• [Directions for this task]: Your task is to filter the data below down to the lines holding "third".

begin Records provided

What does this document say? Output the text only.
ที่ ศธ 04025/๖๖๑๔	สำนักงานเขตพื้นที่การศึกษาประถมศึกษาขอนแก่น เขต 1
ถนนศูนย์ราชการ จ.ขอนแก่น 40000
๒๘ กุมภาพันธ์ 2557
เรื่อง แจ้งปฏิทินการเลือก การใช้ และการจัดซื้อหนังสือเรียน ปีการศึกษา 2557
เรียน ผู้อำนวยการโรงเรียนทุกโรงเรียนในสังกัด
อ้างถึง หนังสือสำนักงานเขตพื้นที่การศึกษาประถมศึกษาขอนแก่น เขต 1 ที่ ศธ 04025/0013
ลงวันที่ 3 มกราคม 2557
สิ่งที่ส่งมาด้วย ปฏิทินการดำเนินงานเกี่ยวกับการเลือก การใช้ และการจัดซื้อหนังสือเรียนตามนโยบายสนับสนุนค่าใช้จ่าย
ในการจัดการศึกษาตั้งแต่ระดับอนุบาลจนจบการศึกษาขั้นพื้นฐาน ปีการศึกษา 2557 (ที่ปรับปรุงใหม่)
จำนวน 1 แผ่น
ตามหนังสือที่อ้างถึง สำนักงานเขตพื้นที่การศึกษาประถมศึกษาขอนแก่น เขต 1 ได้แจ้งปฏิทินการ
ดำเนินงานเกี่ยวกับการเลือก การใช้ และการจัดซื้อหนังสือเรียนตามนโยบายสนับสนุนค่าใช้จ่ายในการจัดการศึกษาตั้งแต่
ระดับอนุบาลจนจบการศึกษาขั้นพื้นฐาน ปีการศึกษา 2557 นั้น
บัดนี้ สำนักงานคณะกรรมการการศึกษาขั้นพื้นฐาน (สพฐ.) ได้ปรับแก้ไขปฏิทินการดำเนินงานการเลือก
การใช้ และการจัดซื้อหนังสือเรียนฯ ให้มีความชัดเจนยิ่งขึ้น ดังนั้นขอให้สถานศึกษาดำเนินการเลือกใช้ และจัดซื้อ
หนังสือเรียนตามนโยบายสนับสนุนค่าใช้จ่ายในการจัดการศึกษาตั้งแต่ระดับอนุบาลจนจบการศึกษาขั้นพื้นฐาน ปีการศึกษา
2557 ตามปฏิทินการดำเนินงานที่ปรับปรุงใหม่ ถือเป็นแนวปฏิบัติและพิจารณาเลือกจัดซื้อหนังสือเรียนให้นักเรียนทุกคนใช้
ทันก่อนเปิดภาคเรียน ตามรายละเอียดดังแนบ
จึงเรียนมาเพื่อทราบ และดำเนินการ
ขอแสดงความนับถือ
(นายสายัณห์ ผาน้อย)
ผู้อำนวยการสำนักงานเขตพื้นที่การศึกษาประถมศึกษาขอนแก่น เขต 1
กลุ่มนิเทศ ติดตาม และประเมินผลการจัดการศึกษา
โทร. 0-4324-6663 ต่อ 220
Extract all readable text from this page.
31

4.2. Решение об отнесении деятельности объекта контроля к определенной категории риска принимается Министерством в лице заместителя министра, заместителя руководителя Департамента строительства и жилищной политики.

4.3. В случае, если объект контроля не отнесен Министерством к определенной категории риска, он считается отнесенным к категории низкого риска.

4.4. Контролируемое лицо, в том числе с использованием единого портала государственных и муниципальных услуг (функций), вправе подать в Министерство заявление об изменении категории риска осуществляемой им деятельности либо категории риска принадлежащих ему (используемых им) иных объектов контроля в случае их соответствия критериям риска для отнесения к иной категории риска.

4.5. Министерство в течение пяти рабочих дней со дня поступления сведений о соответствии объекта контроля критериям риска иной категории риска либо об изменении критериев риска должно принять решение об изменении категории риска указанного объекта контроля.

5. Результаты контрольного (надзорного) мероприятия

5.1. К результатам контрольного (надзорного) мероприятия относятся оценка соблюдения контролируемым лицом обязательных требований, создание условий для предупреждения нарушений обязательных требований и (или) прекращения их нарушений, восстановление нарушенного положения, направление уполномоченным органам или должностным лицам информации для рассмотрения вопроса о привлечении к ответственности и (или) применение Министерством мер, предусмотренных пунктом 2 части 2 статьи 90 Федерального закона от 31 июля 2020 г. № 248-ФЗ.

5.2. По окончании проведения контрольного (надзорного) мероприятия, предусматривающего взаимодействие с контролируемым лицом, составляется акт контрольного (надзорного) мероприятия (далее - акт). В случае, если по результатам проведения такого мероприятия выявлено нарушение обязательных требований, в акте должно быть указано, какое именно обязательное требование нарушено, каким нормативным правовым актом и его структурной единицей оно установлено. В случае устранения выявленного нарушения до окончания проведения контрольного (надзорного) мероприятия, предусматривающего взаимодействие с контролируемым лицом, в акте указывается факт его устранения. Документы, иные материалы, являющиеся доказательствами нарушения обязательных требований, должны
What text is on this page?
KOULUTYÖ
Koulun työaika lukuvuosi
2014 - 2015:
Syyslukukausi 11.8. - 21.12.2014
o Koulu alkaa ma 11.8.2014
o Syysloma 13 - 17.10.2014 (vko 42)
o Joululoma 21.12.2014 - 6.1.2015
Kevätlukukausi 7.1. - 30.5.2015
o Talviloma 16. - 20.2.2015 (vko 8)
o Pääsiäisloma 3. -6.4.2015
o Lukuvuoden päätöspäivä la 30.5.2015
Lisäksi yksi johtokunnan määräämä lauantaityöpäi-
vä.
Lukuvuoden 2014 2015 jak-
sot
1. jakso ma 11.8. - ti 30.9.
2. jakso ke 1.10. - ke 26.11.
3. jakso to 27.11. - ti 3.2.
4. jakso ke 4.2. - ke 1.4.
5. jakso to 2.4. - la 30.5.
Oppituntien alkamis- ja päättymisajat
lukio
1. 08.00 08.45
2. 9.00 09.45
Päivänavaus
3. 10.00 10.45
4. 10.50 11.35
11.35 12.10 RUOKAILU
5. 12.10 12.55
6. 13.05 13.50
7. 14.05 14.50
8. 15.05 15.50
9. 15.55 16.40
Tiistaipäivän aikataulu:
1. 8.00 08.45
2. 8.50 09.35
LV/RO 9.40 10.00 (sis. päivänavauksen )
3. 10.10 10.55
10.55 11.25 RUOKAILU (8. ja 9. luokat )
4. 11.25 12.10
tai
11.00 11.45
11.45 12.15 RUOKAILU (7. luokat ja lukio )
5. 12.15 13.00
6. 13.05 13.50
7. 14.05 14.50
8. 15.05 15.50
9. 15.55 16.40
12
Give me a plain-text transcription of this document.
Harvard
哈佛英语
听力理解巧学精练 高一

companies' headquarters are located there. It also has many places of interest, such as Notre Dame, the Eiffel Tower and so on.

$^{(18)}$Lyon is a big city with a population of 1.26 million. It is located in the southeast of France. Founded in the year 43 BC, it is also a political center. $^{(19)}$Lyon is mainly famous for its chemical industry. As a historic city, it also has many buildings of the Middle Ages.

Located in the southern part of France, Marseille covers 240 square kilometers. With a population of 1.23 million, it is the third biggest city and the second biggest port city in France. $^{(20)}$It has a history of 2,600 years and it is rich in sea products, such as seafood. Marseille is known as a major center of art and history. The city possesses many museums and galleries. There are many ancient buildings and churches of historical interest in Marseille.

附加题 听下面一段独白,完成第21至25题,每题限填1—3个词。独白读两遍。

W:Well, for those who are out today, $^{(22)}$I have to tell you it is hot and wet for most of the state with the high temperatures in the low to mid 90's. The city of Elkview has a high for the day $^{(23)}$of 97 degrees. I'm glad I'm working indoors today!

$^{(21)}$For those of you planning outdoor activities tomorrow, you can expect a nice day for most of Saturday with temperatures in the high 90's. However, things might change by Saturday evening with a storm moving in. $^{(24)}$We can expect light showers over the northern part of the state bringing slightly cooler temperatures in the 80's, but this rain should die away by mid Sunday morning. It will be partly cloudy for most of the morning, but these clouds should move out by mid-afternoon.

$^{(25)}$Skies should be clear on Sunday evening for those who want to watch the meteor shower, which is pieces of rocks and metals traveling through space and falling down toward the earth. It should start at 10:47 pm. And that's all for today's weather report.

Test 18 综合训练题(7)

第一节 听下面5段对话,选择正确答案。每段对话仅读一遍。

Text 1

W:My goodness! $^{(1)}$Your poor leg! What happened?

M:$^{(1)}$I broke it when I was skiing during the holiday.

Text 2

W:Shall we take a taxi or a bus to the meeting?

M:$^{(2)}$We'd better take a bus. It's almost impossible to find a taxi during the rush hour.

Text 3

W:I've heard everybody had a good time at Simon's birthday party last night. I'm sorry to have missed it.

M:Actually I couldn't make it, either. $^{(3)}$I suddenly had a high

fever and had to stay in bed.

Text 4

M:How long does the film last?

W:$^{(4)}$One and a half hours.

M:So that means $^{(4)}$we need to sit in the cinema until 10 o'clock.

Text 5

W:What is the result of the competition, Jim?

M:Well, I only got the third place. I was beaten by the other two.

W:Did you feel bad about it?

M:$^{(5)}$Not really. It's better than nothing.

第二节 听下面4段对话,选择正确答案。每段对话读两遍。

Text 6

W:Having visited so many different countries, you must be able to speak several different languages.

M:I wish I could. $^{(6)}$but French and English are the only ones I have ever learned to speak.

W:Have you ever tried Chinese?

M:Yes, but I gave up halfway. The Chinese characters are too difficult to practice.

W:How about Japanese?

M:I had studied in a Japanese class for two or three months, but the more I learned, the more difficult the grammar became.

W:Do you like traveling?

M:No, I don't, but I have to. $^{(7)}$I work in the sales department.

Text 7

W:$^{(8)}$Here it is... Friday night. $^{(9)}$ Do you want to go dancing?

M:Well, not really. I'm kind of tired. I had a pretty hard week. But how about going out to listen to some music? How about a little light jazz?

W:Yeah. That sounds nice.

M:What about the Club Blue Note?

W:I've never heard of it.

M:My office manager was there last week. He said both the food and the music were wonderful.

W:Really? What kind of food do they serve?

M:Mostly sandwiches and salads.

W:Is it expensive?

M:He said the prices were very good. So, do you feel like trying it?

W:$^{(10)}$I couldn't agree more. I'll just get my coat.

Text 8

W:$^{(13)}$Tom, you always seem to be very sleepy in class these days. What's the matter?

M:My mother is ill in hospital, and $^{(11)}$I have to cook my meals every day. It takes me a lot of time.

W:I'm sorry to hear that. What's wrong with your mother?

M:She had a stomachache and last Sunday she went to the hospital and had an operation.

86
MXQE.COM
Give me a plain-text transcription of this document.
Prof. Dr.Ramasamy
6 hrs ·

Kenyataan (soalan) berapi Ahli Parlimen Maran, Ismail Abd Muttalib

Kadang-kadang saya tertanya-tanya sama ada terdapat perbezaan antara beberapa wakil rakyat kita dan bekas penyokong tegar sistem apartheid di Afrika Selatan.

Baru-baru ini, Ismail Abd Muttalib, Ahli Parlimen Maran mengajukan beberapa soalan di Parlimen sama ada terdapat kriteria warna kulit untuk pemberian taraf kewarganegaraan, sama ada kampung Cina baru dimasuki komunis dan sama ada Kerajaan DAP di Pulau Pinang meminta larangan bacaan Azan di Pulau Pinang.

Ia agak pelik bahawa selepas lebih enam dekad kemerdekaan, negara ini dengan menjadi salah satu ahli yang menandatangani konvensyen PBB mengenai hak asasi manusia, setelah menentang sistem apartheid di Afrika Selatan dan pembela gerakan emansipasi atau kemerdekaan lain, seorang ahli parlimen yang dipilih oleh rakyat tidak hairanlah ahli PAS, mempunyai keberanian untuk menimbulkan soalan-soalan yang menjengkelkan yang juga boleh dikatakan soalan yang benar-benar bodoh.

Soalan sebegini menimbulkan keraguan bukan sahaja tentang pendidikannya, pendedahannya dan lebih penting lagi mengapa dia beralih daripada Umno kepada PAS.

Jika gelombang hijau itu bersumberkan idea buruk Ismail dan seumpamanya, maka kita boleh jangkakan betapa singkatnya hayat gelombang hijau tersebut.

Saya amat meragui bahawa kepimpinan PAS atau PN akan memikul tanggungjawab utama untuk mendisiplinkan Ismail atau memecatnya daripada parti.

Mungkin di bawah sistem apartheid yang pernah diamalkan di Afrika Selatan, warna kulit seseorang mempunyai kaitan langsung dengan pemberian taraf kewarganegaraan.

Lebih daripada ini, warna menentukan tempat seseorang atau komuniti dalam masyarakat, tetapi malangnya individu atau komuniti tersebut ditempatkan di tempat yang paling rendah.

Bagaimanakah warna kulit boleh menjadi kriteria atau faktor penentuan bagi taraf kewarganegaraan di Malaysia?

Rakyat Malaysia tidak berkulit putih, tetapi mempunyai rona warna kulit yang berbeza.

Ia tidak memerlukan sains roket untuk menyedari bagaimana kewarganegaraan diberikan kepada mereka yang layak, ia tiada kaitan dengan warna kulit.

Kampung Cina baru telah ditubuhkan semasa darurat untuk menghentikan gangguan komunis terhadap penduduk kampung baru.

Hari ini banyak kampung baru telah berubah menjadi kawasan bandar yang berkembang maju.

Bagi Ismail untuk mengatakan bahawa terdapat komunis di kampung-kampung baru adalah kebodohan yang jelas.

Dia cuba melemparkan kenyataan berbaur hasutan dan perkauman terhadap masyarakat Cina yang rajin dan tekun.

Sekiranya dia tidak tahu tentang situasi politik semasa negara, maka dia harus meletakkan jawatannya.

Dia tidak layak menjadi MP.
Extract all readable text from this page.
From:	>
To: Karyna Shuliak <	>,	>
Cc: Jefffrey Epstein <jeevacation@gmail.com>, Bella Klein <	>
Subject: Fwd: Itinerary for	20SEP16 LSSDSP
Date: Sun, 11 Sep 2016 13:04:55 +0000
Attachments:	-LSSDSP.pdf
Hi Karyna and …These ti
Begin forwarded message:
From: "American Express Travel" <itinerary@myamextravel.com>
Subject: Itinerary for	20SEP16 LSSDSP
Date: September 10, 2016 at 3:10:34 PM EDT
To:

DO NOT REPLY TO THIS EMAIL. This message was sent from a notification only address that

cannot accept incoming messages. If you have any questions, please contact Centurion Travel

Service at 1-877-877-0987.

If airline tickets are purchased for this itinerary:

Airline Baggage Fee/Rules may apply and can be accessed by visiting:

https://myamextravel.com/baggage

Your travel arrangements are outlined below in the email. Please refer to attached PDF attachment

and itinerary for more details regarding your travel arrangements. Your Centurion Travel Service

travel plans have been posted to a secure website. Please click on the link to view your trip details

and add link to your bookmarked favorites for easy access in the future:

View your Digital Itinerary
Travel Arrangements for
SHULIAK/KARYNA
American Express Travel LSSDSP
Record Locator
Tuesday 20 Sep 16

end Records provided

• [Task output]:
Located in the southern part of France, Marseille covers 240 square kilometers. With a population of 1.23 million, it is the third biggest city and the second biggest port city in France. $^{(20)}$It has a history of 2,600 years and it is rich in sea products, such as seafood. Marseille is known as a major center of art and history. The city possesses many museums and galleries. There are many ancient buildings and churches of historical interest in Marseille.
M:Well, I only got the third place. I was beaten by the other two.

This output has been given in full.